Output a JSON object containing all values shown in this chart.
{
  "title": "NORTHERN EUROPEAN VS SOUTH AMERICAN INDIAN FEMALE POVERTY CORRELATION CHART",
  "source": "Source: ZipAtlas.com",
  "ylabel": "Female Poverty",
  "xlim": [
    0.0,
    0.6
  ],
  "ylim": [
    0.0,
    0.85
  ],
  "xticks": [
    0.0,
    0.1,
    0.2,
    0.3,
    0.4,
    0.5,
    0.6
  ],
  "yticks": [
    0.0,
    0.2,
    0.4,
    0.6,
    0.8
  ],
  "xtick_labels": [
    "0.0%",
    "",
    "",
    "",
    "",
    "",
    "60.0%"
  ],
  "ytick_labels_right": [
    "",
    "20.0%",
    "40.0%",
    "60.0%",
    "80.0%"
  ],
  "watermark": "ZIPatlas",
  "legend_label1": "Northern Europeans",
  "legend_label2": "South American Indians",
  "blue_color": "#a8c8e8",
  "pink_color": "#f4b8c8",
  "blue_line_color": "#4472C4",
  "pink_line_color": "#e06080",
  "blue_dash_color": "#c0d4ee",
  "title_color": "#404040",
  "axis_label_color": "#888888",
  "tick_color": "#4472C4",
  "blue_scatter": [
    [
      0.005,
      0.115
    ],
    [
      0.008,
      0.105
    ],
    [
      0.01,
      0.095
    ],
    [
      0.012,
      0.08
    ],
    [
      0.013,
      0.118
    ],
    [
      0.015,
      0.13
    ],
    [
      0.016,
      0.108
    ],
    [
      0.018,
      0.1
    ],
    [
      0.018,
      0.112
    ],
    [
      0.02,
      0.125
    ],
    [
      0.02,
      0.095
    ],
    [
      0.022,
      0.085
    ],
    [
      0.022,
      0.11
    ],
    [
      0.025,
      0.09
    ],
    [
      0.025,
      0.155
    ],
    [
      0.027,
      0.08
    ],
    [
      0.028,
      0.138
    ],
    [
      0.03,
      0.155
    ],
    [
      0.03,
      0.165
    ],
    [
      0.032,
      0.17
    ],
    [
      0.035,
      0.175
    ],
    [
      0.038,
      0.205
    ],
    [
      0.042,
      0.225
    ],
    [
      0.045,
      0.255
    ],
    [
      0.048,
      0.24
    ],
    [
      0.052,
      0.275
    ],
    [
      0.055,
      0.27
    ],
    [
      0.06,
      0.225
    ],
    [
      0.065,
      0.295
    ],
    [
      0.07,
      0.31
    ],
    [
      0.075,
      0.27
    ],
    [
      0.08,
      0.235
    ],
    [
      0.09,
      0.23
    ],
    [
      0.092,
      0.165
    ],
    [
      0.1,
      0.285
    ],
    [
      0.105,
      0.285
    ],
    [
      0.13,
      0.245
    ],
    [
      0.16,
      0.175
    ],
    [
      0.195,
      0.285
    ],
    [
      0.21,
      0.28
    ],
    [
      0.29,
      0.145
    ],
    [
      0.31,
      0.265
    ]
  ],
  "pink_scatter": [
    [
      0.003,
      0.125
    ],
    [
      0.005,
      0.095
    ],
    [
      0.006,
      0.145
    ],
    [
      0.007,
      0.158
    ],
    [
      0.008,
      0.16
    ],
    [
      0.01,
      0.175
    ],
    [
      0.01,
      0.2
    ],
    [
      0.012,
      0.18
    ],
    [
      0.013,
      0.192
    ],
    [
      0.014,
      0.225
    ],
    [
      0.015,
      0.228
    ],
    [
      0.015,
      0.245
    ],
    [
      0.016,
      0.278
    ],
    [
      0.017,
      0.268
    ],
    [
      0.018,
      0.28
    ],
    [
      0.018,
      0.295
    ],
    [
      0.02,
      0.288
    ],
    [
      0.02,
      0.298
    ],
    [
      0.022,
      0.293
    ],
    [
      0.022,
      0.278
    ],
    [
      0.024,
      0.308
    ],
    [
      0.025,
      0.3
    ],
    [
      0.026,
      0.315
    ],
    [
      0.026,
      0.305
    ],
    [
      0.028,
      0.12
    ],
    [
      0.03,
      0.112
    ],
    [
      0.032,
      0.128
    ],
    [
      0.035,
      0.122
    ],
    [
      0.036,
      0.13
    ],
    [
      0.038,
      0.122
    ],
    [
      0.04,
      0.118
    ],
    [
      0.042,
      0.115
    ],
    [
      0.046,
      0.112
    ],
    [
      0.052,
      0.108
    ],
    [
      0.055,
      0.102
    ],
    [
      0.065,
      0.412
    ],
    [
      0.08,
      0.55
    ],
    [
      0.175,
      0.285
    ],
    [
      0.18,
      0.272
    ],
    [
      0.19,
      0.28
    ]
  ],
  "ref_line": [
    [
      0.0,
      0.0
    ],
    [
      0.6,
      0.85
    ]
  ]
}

TO BE DONE -> Please restate the data word for word, every record included.

ANSWER BELOW ->
Output a JSON object containing all values shown in this chart.
{
  "title": "NORTHERN EUROPEAN VS SOUTH AMERICAN INDIAN FEMALE POVERTY CORRELATION CHART",
  "source": "Source: ZipAtlas.com",
  "ylabel": "Female Poverty",
  "xlim": [
    0.0,
    0.6
  ],
  "ylim": [
    0.0,
    0.85
  ],
  "xticks": [
    0.0,
    0.1,
    0.2,
    0.3,
    0.4,
    0.5,
    0.6
  ],
  "yticks": [
    0.0,
    0.2,
    0.4,
    0.6,
    0.8
  ],
  "xtick_labels": [
    "0.0%",
    "",
    "",
    "",
    "",
    "",
    "60.0%"
  ],
  "ytick_labels_right": [
    "",
    "20.0%",
    "40.0%",
    "60.0%",
    "80.0%"
  ],
  "watermark": "ZIPatlas",
  "legend_label1": "Northern Europeans",
  "legend_label2": "South American Indians",
  "blue_color": "#a8c8e8",
  "pink_color": "#f4b8c8",
  "blue_line_color": "#4472C4",
  "pink_line_color": "#e06080",
  "blue_dash_color": "#c0d4ee",
  "title_color": "#404040",
  "axis_label_color": "#888888",
  "tick_color": "#4472C4",
  "blue_scatter": [
    [
      0.005,
      0.115
    ],
    [
      0.008,
      0.105
    ],
    [
      0.01,
      0.095
    ],
    [
      0.012,
      0.08
    ],
    [
      0.013,
      0.118
    ],
    [
      0.015,
      0.13
    ],
    [
      0.016,
      0.108
    ],
    [
      0.018,
      0.1
    ],
    [
      0.018,
      0.112
    ],
    [
      0.02,
      0.125
    ],
    [
      0.02,
      0.095
    ],
    [
      0.022,
      0.085
    ],
    [
      0.022,
      0.11
    ],
    [
      0.025,
      0.09
    ],
    [
      0.025,
      0.155
    ],
    [
      0.027,
      0.08
    ],
    [
      0.028,
      0.138
    ],
    [
      0.03,
      0.155
    ],
    [
      0.03,
      0.165
    ],
    [
      0.032,
      0.17
    ],
    [
      0.035,
      0.175
    ],
    [
      0.038,
      0.205
    ],
    [
      0.042,
      0.225
    ],
    [
      0.045,
      0.255
    ],
    [
      0.048,
      0.24
    ],
    [
      0.052,
      0.275
    ],
    [
      0.055,
      0.27
    ],
    [
      0.06,
      0.225
    ],
    [
      0.065,
      0.295
    ],
    [
      0.07,
      0.31
    ],
    [
      0.075,
      0.27
    ],
    [
      0.08,
      0.235
    ],
    [
      0.09,
      0.23
    ],
    [
      0.092,
      0.165
    ],
    [
      0.1,
      0.285
    ],
    [
      0.105,
      0.285
    ],
    [
      0.13,
      0.245
    ],
    [
      0.16,
      0.175
    ],
    [
      0.195,
      0.285
    ],
    [
      0.21,
      0.28
    ],
    [
      0.29,
      0.145
    ],
    [
      0.31,
      0.265
    ]
  ],
  "pink_scatter": [
    [
      0.003,
      0.125
    ],
    [
      0.005,
      0.095
    ],
    [
      0.006,
      0.145
    ],
    [
      0.007,
      0.158
    ],
    [
      0.008,
      0.16
    ],
    [
      0.01,
      0.175
    ],
    [
      0.01,
      0.2
    ],
    [
      0.012,
      0.18
    ],
    [
      0.013,
      0.192
    ],
    [
      0.014,
      0.225
    ],
    [
      0.015,
      0.228
    ],
    [
      0.015,
      0.245
    ],
    [
      0.016,
      0.278
    ],
    [
      0.017,
      0.268
    ],
    [
      0.018,
      0.28
    ],
    [
      0.018,
      0.295
    ],
    [
      0.02,
      0.288
    ],
    [
      0.02,
      0.298
    ],
    [
      0.022,
      0.293
    ],
    [
      0.022,
      0.278
    ],
    [
      0.024,
      0.308
    ],
    [
      0.025,
      0.3
    ],
    [
      0.026,
      0.315
    ],
    [
      0.026,
      0.305
    ],
    [
      0.028,
      0.12
    ],
    [
      0.03,
      0.112
    ],
    [
      0.032,
      0.128
    ],
    [
      0.035,
      0.122
    ],
    [
      0.036,
      0.13
    ],
    [
      0.038,
      0.122
    ],
    [
      0.04,
      0.118
    ],
    [
      0.042,
      0.115
    ],
    [
      0.046,
      0.112
    ],
    [
      0.052,
      0.108
    ],
    [
      0.055,
      0.102
    ],
    [
      0.065,
      0.412
    ],
    [
      0.08,
      0.55
    ],
    [
      0.175,
      0.285
    ],
    [
      0.18,
      0.272
    ],
    [
      0.19,
      0.28
    ]
  ],
  "ref_line": [
    [
      0.0,
      0.0
    ],
    [
      0.6,
      0.85
    ]
  ]
}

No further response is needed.